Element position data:
========

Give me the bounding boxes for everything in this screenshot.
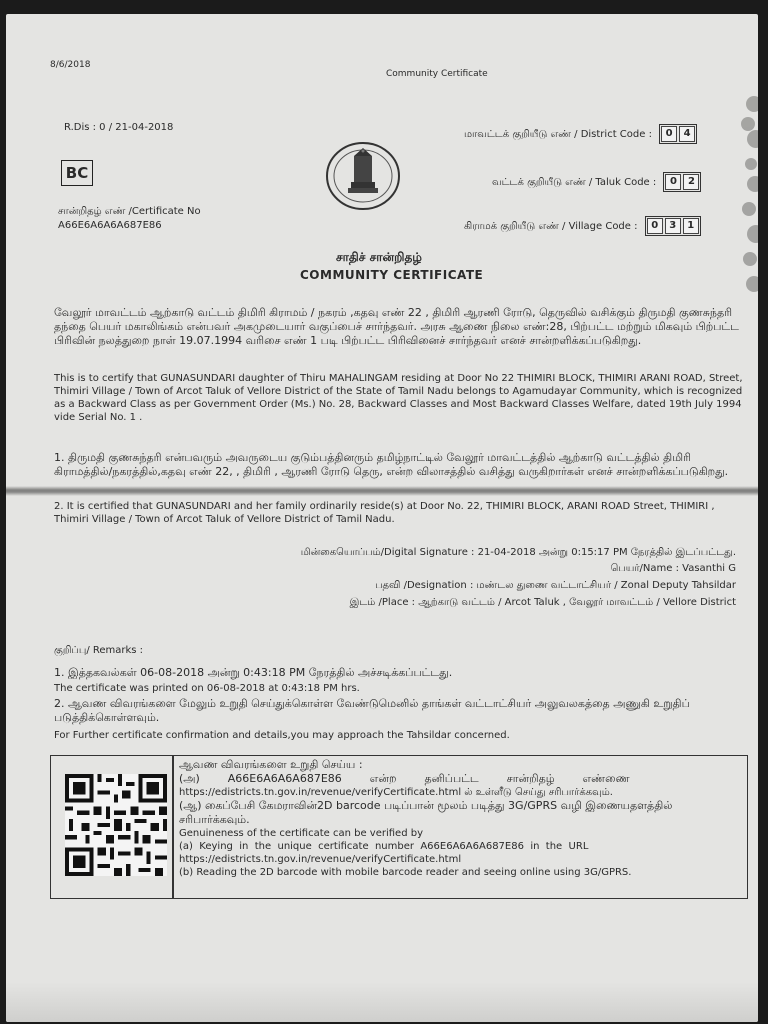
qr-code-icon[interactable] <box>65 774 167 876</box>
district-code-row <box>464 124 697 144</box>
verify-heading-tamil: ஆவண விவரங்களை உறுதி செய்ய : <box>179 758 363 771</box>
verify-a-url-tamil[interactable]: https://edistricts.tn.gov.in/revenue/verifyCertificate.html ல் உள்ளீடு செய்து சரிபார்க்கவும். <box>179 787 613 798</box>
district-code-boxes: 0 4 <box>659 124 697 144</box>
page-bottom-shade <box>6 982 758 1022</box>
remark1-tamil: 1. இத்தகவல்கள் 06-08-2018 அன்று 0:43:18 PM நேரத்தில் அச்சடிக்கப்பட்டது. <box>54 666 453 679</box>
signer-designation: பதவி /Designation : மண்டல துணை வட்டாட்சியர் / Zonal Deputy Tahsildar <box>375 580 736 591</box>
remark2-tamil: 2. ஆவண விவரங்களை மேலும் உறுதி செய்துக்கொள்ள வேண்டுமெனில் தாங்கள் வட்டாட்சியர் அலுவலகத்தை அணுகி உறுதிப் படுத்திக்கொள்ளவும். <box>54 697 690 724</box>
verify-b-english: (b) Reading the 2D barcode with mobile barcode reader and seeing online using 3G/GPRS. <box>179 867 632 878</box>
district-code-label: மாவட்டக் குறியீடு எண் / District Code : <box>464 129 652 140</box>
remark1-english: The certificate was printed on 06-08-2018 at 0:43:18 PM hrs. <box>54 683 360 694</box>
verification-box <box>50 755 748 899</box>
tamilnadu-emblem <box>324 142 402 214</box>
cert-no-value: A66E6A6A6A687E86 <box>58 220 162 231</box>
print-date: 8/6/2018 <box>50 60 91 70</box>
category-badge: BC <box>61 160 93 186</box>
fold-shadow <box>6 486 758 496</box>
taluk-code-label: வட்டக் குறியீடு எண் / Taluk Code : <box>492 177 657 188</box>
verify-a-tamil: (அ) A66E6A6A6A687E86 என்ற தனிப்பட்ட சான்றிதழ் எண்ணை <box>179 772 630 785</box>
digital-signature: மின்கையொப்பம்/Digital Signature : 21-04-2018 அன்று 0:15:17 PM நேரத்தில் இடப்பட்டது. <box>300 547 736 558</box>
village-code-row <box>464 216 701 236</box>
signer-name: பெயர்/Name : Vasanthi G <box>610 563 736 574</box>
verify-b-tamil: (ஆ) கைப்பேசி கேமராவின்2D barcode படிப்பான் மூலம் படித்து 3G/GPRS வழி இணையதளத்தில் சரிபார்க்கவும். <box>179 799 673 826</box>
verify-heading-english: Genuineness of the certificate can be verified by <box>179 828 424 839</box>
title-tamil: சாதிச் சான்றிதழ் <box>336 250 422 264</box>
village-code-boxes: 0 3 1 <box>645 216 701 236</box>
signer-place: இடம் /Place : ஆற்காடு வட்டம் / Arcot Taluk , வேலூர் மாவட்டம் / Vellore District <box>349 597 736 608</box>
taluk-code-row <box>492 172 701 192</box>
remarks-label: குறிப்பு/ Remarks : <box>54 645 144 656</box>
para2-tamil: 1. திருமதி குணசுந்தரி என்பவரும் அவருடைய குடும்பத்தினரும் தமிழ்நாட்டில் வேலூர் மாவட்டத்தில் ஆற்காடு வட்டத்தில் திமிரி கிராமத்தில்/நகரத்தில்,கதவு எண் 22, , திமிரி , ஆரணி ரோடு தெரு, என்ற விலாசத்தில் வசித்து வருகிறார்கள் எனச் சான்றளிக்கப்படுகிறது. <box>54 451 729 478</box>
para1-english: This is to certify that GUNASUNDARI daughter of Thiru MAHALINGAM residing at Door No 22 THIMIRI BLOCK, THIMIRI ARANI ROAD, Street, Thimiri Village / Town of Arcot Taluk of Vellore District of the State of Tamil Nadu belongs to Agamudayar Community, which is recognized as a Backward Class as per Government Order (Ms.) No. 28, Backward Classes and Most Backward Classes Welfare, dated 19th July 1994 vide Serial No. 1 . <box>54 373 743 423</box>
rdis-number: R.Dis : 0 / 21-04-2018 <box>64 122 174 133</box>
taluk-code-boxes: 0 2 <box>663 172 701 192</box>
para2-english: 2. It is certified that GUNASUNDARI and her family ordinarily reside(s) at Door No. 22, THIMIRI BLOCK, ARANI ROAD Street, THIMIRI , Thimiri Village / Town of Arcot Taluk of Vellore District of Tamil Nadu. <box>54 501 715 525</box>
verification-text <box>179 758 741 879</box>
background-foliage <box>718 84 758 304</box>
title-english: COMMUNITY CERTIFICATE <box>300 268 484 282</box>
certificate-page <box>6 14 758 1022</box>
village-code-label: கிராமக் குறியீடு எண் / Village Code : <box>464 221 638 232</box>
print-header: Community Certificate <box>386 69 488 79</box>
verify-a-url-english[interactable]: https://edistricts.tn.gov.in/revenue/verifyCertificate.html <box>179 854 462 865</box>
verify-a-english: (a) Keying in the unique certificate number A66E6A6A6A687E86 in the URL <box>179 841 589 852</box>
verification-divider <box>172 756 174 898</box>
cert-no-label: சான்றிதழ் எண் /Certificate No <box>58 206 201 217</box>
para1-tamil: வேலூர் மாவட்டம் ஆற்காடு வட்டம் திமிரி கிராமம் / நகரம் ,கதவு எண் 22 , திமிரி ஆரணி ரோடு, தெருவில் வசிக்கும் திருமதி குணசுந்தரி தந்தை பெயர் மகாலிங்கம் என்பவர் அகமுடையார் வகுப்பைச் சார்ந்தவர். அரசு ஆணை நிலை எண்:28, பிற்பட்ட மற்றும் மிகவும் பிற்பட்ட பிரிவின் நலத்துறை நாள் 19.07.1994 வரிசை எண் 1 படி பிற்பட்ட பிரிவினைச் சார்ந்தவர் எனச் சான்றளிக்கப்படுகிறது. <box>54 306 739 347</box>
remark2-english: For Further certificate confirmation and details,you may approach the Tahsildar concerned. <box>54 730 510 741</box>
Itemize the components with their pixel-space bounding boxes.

========

Work required: Copy the data above word for word, beginning at the line containing "qr-code-icon[interactable] <box>65 774" and stopping after the line containing "district-code-label: மாவட்டக் குறியீடு".

Answer in full:
qr-code-icon[interactable] <box>65 774 167 876</box>
district-code-row <box>464 124 697 144</box>
verify-heading-tamil: ஆவண விவரங்களை உறுதி செய்ய : <box>179 758 363 771</box>
verify-a-url-tamil[interactable]: https://edistricts.tn.gov.in/revenue/verifyCertificate.html ல் உள்ளீடு செய்து சரிபார்க்கவும். <box>179 787 613 798</box>
district-code-boxes: 0 4 <box>659 124 697 144</box>
page-bottom-shade <box>6 982 758 1022</box>
remark1-tamil: 1. இத்தகவல்கள் 06-08-2018 அன்று 0:43:18 PM நேரத்தில் அச்சடிக்கப்பட்டது. <box>54 666 453 679</box>
signer-designation: பதவி /Designation : மண்டல துணை வட்டாட்சியர் / Zonal Deputy Tahsildar <box>375 580 736 591</box>
remark2-tamil: 2. ஆவண விவரங்களை மேலும் உறுதி செய்துக்கொள்ள வேண்டுமெனில் தாங்கள் வட்டாட்சியர் அலுவலகத்தை அணுகி உறுதிப் படுத்திக்கொள்ளவும். <box>54 697 690 724</box>
verify-b-english: (b) Reading the 2D barcode with mobile barcode reader and seeing online using 3G/GPRS. <box>179 867 632 878</box>
district-code-label: மாவட்டக் குறியீடு எண் / District Code : <box>464 129 652 140</box>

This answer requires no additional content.